WHAT IS EXPECTED :: Extract exactly the range of lines bounded by the line containing "Parse this chart: output" and the final line of the listing, both ends included, and no other lines.

#### INFORMATION GIVEN

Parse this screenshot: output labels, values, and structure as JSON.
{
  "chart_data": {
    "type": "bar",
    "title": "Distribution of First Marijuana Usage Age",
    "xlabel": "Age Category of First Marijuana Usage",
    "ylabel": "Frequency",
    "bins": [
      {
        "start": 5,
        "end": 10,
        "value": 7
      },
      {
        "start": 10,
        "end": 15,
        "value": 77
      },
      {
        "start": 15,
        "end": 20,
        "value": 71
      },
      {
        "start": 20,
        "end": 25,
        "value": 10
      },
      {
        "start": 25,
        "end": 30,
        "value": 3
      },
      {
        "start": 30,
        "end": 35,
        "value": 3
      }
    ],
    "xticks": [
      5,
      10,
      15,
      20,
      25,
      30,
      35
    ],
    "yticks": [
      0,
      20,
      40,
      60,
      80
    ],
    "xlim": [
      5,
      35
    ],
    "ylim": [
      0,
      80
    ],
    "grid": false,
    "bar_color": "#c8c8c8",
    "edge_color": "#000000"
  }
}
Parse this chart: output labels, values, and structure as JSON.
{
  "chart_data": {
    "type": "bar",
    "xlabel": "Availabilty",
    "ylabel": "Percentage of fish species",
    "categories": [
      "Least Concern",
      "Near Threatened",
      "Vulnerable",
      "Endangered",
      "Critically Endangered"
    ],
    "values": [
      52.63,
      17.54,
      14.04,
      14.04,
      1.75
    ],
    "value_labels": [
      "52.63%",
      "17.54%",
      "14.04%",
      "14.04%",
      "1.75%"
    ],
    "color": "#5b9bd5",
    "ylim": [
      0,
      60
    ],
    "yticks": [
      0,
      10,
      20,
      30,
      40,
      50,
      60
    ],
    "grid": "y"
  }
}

########

RESPONSE ::
Parse this chart: output labels, values, and structure as JSON.
{
  "chart_data": {
    "type": "bar",
    "xlabel": "Availabilty",
    "ylabel": "Percentage of fish species",
    "categories": [
      "Least Concern",
      "Near Threatened",
      "Vulnerable",
      "Endangered",
      "Critically Endangered"
    ],
    "values": [
      52.63,
      17.54,
      14.04,
      14.04,
      1.75
    ],
    "value_labels": [
      "52.63%",
      "17.54%",
      "14.04%",
      "14.04%",
      "1.75%"
    ],
    "color": "#5b9bd5",
    "ylim": [
      0,
      60
    ],
    "yticks": [
      0,
      10,
      20,
      30,
      40,
      50,
      60
    ],
    "grid": "y"
  }
}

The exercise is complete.